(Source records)
***

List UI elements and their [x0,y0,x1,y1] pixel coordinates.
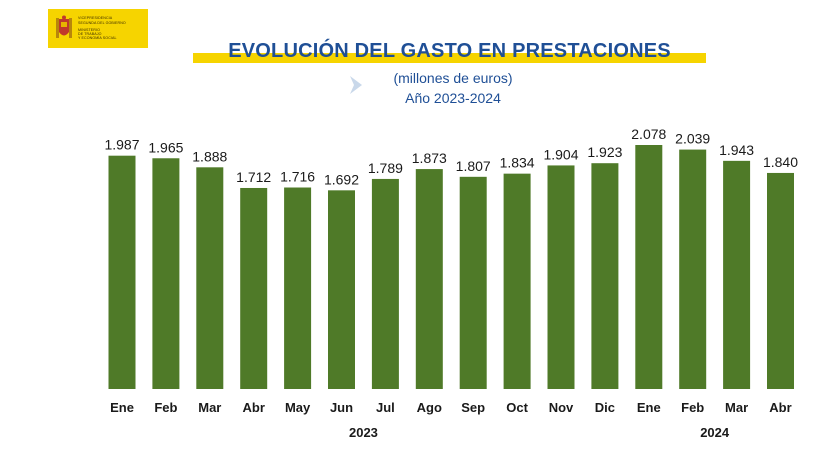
bar-data-label: 1.807 [456,158,491,174]
chart-subtitle-units: (millones de euros) [393,70,513,86]
bar [635,145,663,389]
bar [591,163,619,389]
x-tick-label: Sep [461,400,485,415]
bar [152,158,180,389]
bar [371,178,399,389]
x-tick-label: Feb [681,400,704,415]
chart-subtitle-period: Año 2023-2024 [405,90,501,106]
bar-data-label: 1.873 [412,150,447,166]
x-tick-label: Jul [376,400,395,415]
bar-data-label: 1.965 [148,139,183,155]
x-tick-label: Mar [198,400,221,415]
x-tick-label: Feb [154,400,177,415]
x-tick-label: Mar [725,400,748,415]
government-logo: VICEPRESIDENCIA SEGUNDA DEL GOBIERNO MIN… [48,9,148,48]
bar-data-label: 1.834 [500,155,535,171]
logo-line: SEGUNDA DEL GOBIERNO [78,20,126,25]
bar-data-label: 1.888 [192,148,227,164]
bar [503,173,531,389]
bar-data-label: 1.904 [543,146,578,162]
x-tick-label: Oct [506,400,528,415]
bar-data-label: 1.943 [719,142,754,158]
logo-line: VICEPRESIDENCIA [78,16,113,21]
x-tick-label: Ago [417,400,442,415]
bar-data-label: 1.987 [104,137,139,153]
bar [415,169,443,389]
bar [196,167,224,389]
logo-line: Y ECONOMÍA SOCIAL [78,36,117,41]
bar [767,172,794,389]
chevron-right-icon [350,76,362,94]
logo-line: MINISTERIO [78,27,100,32]
bar [723,160,751,389]
bar-data-label: 1.789 [368,160,403,176]
bar [547,165,575,389]
logo-text: VICEPRESIDENCIA SEGUNDA DEL GOBIERNO MIN… [78,16,126,40]
bar [284,187,312,389]
bar-data-label: 1.923 [587,144,622,160]
year-group-label: 2024 [700,425,730,440]
x-tick-label: Abr [243,400,265,415]
x-tick-label: Jun [330,400,353,415]
bar-data-label: 2.039 [675,131,710,147]
x-tick-label: May [285,400,311,415]
logo-line: DE TRABAJO [78,32,102,37]
coat-of-arms-icon [56,15,72,38]
x-tick-label: Abr [769,400,791,415]
chart-title: EVOLUCIÓN DEL GASTO EN PRESTACIONES [228,40,671,62]
bar-data-label: 1.840 [763,154,798,170]
bar [679,149,707,389]
x-tick-label: Ene [637,400,661,415]
bar-data-label: 1.716 [280,169,315,185]
bar-data-label: 1.712 [236,169,271,185]
bar [459,176,487,389]
x-tick-label: Dic [595,400,615,415]
bar [108,155,136,389]
year-group-label: 2023 [349,425,378,440]
bar [240,187,268,389]
x-tick-label: Ene [110,400,134,415]
title-band: EVOLUCIÓN DEL GASTO EN PRESTACIONES [193,40,706,64]
bar-data-label: 2.078 [631,126,666,142]
title-highlight [193,53,706,63]
bar [328,190,355,389]
x-tick-label: Nov [549,400,574,415]
bar-data-label: 1.692 [324,171,359,187]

***

Switch every "x-tick-label" in the data above to "month-label" and write out all the lines again with nothing else changed. Leave the pictures out.

List UI elements and their [x0,y0,x1,y1] pixel coordinates.
bar-data-label: 1.807 [456,158,491,174]
chart-subtitle-units: (millones de euros) [393,70,513,86]
bar [635,145,663,389]
bar [591,163,619,389]
month-label: Sep [461,400,485,415]
bar [152,158,180,389]
bar [371,178,399,389]
month-label: Feb [681,400,704,415]
chart-subtitle-period: Año 2023-2024 [405,90,501,106]
bar-data-label: 1.873 [412,150,447,166]
month-label: Jul [376,400,395,415]
bar-data-label: 1.965 [148,139,183,155]
month-label: Mar [198,400,221,415]
month-label: Feb [154,400,177,415]
month-label: Mar [725,400,748,415]
government-logo: VICEPRESIDENCIA SEGUNDA DEL GOBIERNO MIN… [48,9,148,48]
bar-data-label: 1.834 [500,155,535,171]
logo-line: SEGUNDA DEL GOBIERNO [78,20,126,25]
bar-data-label: 1.888 [192,148,227,164]
bar [503,173,531,389]
bar-data-label: 1.904 [543,146,578,162]
month-label: Oct [506,400,528,415]
bar-data-label: 1.943 [719,142,754,158]
logo-line: VICEPRESIDENCIA [78,16,113,21]
month-label: Ago [417,400,442,415]
bar-data-label: 1.987 [104,137,139,153]
bar [415,169,443,389]
bar [196,167,224,389]
logo-line: Y ECONOMÍA SOCIAL [78,36,117,41]
bar [767,172,794,389]
chevron-right-icon [350,76,362,94]
logo-line: MINISTERIO [78,27,100,32]
bar [723,160,751,389]
bar-data-label: 1.789 [368,160,403,176]
bar [547,165,575,389]
logo-text: VICEPRESIDENCIA SEGUNDA DEL GOBIERNO MIN… [78,16,126,40]
bar [284,187,312,389]
bar-data-label: 1.923 [587,144,622,160]
year-group-label: 2024 [700,425,730,440]
month-label: Abr [243,400,265,415]
month-label: Jun [330,400,353,415]
bar-data-label: 2.039 [675,131,710,147]
month-label: May [285,400,311,415]
logo-line: DE TRABAJO [78,32,102,37]
coat-of-arms-icon [56,15,72,38]
month-label: Abr [769,400,791,415]
chart-title: EVOLUCIÓN DEL GASTO EN PRESTACIONES [228,40,671,62]
bar-data-label: 1.840 [763,154,798,170]
bar [679,149,707,389]
month-label: Ene [637,400,661,415]
bar-data-label: 1.716 [280,169,315,185]
bar-data-label: 1.712 [236,169,271,185]
bar [459,176,487,389]
month-label: Dic [595,400,615,415]
bar [108,155,136,389]
year-group-label: 2023 [349,425,378,440]
bar [240,187,268,389]
month-label: Ene [110,400,134,415]
title-band: EVOLUCIÓN DEL GASTO EN PRESTACIONES [193,40,706,64]
bar-data-label: 2.078 [631,126,666,142]
title-highlight [193,53,706,63]
bar [328,190,355,389]
month-label: Nov [549,400,574,415]
bar-data-label: 1.692 [324,171,359,187]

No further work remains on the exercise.